Problem statement:
Every record must be copied exactly. Leave nothing out.

Entries provided:
......

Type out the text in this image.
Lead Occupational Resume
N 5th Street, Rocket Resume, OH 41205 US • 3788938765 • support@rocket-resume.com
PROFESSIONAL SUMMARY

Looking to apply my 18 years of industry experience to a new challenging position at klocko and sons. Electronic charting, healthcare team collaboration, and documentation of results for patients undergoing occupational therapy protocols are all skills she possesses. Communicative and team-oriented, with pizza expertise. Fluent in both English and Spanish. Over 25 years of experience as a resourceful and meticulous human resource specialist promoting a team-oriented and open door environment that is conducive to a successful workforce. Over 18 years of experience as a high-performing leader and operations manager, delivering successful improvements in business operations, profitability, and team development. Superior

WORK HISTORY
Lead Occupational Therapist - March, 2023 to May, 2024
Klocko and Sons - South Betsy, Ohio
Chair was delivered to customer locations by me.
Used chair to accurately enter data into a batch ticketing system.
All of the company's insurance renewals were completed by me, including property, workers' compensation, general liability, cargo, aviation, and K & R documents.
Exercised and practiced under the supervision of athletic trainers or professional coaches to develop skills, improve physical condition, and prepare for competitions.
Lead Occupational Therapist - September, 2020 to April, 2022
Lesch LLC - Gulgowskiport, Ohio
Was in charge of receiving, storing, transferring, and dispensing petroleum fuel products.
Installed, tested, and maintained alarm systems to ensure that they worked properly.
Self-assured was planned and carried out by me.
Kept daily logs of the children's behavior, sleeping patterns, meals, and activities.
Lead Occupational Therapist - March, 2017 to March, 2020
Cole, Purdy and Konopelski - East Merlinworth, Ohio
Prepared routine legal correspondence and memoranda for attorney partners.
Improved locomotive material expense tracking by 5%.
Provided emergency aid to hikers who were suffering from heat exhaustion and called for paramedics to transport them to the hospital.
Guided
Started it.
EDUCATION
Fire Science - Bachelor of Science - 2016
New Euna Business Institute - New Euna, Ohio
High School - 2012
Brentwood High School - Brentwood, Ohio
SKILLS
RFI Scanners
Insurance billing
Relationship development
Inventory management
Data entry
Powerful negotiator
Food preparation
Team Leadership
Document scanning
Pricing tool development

......

Solved exercise:
Type out the text in this image.
Lead Occupational Resume
N 5th Street, Rocket Resume, OH 41205 US • 3788938765 • support@rocket-resume.com
PROFESSIONAL SUMMARY

Looking to apply my 18 years of industry experience to a new challenging position at klocko and sons. Electronic charting, healthcare team collaboration, and documentation of results for patients undergoing occupational therapy protocols are all skills she possesses. Communicative and team-oriented, with pizza expertise. Fluent in both English and Spanish. Over 25 years of experience as a resourceful and meticulous human resource specialist promoting a team-oriented and open door environment that is conducive to a successful workforce. Over 18 years of experience as a high-performing leader and operations manager, delivering successful improvements in business operations, profitability, and team development. Superior

WORK HISTORY
Lead Occupational Therapist - March, 2023 to May, 2024
Klocko and Sons - South Betsy, Ohio
Chair was delivered to customer locations by me.
Used chair to accurately enter data into a batch ticketing system.
All of the company's insurance renewals were completed by me, including property, workers' compensation, general liability, cargo, aviation, and K & R documents.
Exercised and practiced under the supervision of athletic trainers or professional coaches to develop skills, improve physical condition, and prepare for competitions.
Lead Occupational Therapist - September, 2020 to April, 2022
Lesch LLC - Gulgowskiport, Ohio
Was in charge of receiving, storing, transferring, and dispensing petroleum fuel products.
Installed, tested, and maintained alarm systems to ensure that they worked properly.
Self-assured was planned and carried out by me.
Kept daily logs of the children's behavior, sleeping patterns, meals, and activities.
Lead Occupational Therapist - March, 2017 to March, 2020
Cole, Purdy and Konopelski - East Merlinworth, Ohio
Prepared routine legal correspondence and memoranda for attorney partners.
Improved locomotive material expense tracking by 5%.
Provided emergency aid to hikers who were suffering from heat exhaustion and called for paramedics to transport them to the hospital.
Guided
Started it.
EDUCATION
Fire Science - Bachelor of Science - 2016
New Euna Business Institute - New Euna, Ohio
High School - 2012
Brentwood High School - Brentwood, Ohio
SKILLS
RFI Scanners
Insurance billing
Relationship development
Inventory management
Data entry
Powerful negotiator
Food preparation
Team Leadership
Document scanning
Pricing tool development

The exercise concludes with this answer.